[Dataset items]

§

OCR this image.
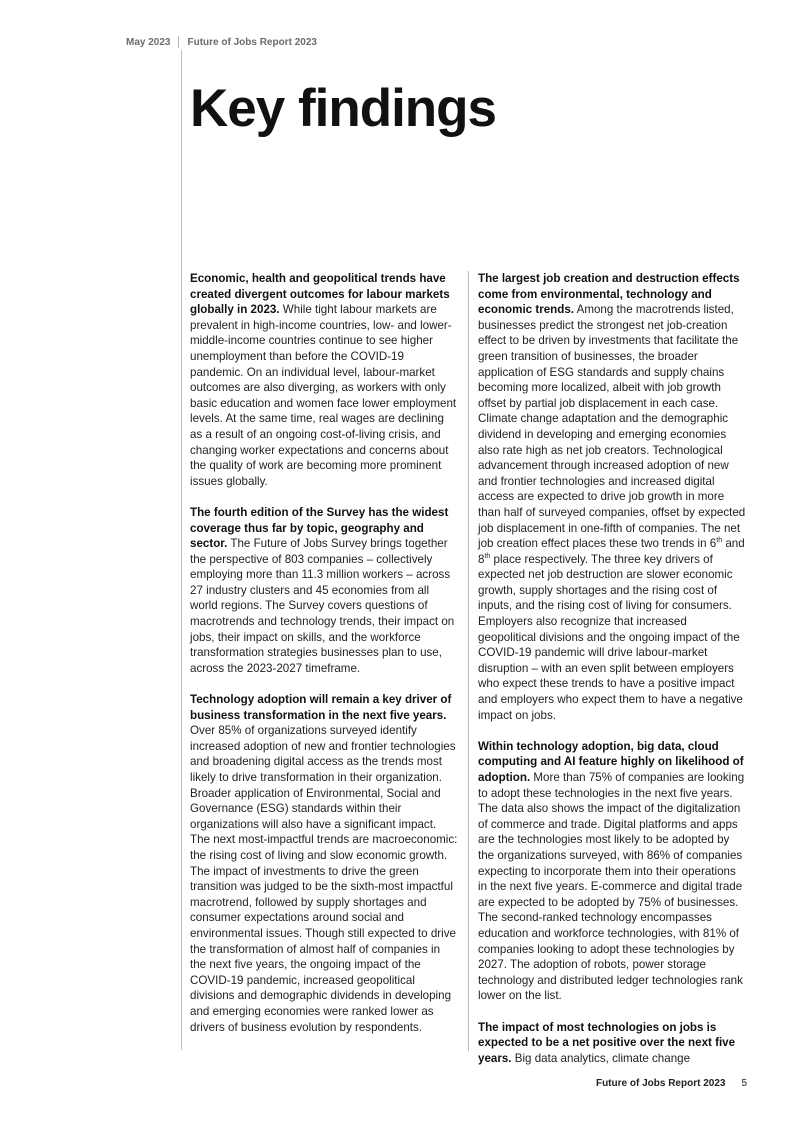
May 2023 Future of Jobs Report 2023
Key findings

Economic, health and geopolitical trends have created divergent outcomes for labour markets globally in 2023. While tight labour markets are prevalent in high-income countries, low- and lower-middle-income countries continue to see higher unemployment than before the COVID-19 pandemic. On an individual level, labour-market outcomes are also diverging, as workers with only basic education and women face lower employment levels. At the same time, real wages are declining as a result of an ongoing cost-of-living crisis, and changing worker expectations and concerns about the quality of work are becoming more prominent issues globally.

The fourth edition of the Survey has the widest coverage thus far by topic, geography and sector. The Future of Jobs Survey brings together the perspective of 803 companies – collectively employing more than 11.3 million workers – across 27 industry clusters and 45 economies from all world regions. The Survey covers questions of macrotrends and technology trends, their impact on jobs, their impact on skills, and the workforce transformation strategies businesses plan to use, across the 2023-2027 timeframe.

Technology adoption will remain a key driver of business transformation in the next five years. Over 85% of organizations surveyed identify increased adoption of new and frontier technologies and broadening digital access as the trends most likely to drive transformation in their organization. Broader application of Environmental, Social and Governance (ESG) standards within their organizations will also have a significant impact. The next most-impactful trends are macroeconomic: the rising cost of living and slow economic growth. The impact of investments to drive the green transition was judged to be the sixth-most impactful macrotrend, followed by supply shortages and consumer expectations around social and environmental issues. Though still expected to drive the transformation of almost half of companies in the next five years, the ongoing impact of the COVID-19 pandemic, increased geopolitical divisions and demographic dividends in developing and emerging economies were ranked lower as drivers of business evolution by respondents.

The largest job creation and destruction effects come from environmental, technology and economic trends. Among the macrotrends listed, businesses predict the strongest net job-creation effect to be driven by investments that facilitate the green transition of businesses, the broader application of ESG standards and supply chains becoming more localized, albeit with job growth offset by partial job displacement in each case. Climate change adaptation and the demographic dividend in developing and emerging economies also rate high as net job creators. Technological advancement through increased adoption of new and frontier technologies and increased digital access are expected to drive job growth in more than half of surveyed companies, offset by expected job displacement in one-fifth of companies. The net job creation effect places these two trends in 6th and 8th place respectively. The three key drivers of expected net job destruction are slower economic growth, supply shortages and the rising cost of inputs, and the rising cost of living for consumers. Employers also recognize that increased geopolitical divisions and the ongoing impact of the COVID-19 pandemic will drive labour-market disruption – with an even split between employers who expect these trends to have a positive impact and employers who expect them to have a negative impact on jobs.

Within technology adoption, big data, cloud computing and AI feature highly on likelihood of adoption. More than 75% of companies are looking to adopt these technologies in the next five years. The data also shows the impact of the digitalization of commerce and trade. Digital platforms and apps are the technologies most likely to be adopted by the organizations surveyed, with 86% of companies expecting to incorporate them into their operations in the next five years. E-commerce and digital trade are expected to be adopted by 75% of businesses. The second-ranked technology encompasses education and workforce technologies, with 81% of companies looking to adopt these technologies by 2027. The adoption of robots, power storage technology and distributed ledger technologies rank lower on the list.

The impact of most technologies on jobs is expected to be a net positive over the next five years. Big data analytics, climate change

Future of Jobs Report 2023 5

§

- **AIM OF THE TASK**: In the entries above, find each line with the string "Report" and copy it.

- **WRITTEN SOLUTION**:
May 2023 Future of Jobs Report 2023
Future of Jobs Report 2023 5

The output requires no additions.